Static hosting use cases:

- Offloading
- Out-of-band pages

---

## Offloading

Use S3 to deliver any media instead of the compute service.

Delivery via S3 is much cheaper when compared to compute service.

So the compute service can return a HTML page, which references static assets hosted in S3.

---

## Out-of-band pages

If the compute service delivering the HTML pages is under maintainence, it will not let us show any page.

So, under such maintainence phases, we use something called out-of-band pages. These pages are generally used to show status page or the support page.

---

# S3 Pricing

- Storage cost
  - Pricing is based on every GB of data stored
  - And based on every month its stored under S3
- Data Transfer cost
  - Transfer of data into S3 is always free.
  - For every GB of data that you transfer out of S3, there is a cost associated.

Stated problem 1: List every section heading in the S3 notes, meaning each line that begins with a # mark.
Stated problem 2:
Do these statements agree with the S3 notes? Answer yes or no for each, and quote the words from the notes that decide it.
(a) Moving data into S3 has a cost for each GB.
(b) Delivering media through S3 costs less than delivering it through the compute service.
(c) Out-of-band pages are generally used to show a status page or the support page.
Stated problem 3: Resume the S3 notes after their final line.
The lines after the S3 notes aren't needed for anything here.

Data provided:

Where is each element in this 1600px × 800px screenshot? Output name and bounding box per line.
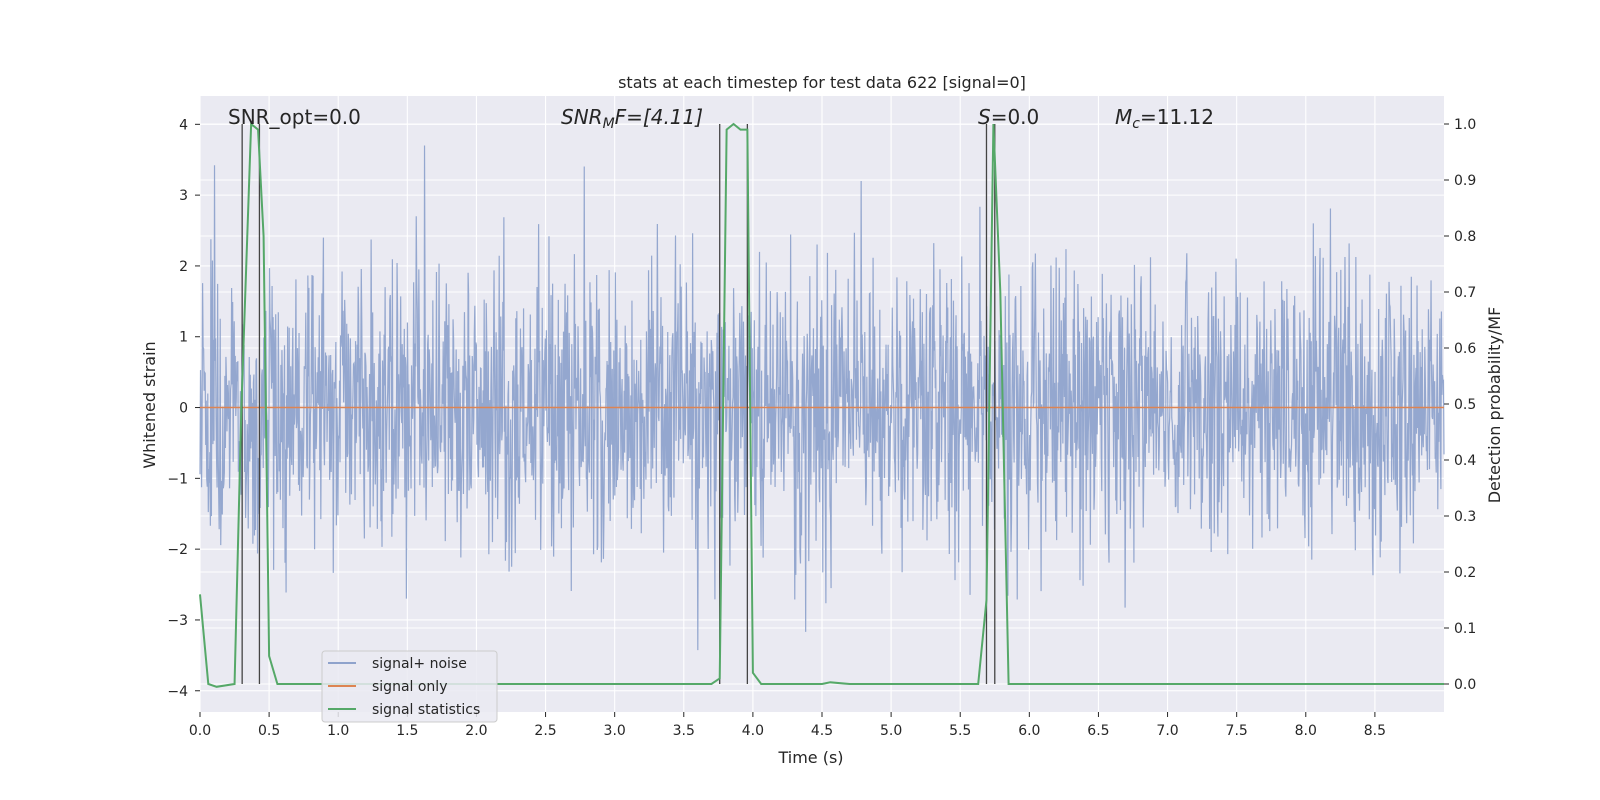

Task response 1:
Offloading
Out-of-band pages
S3 Pricing

Task response 2:
(a) No: "Transfer of data into S3 is always free."
(b) Yes: "Delivery via S3 is much cheaper when compared to compute service."
(c) Yes: "These pages are generally used to show status page or the support page."

Task response 3:
  - And price per 1000 requests
- Static hosting charges
  - Every PUT, COPY, POST and LIST is charged per 1000 requests

## Free Tier

As part of the Free Tier:

- 5GB of standard storage is provided
- 20,000 GET requests
- 2,000 PUT requests

---

# S3 Versioning

Versioning is off by default. Once it is turned on, it cannot be turned off.

- You can only suspend versioning, it cannot go back to disabled state.
- When suspended, old versions still exist. And you will be still billed for them.
- So to save cost you can move the latest version to a new bucket or purge the older versions from the existing bucket.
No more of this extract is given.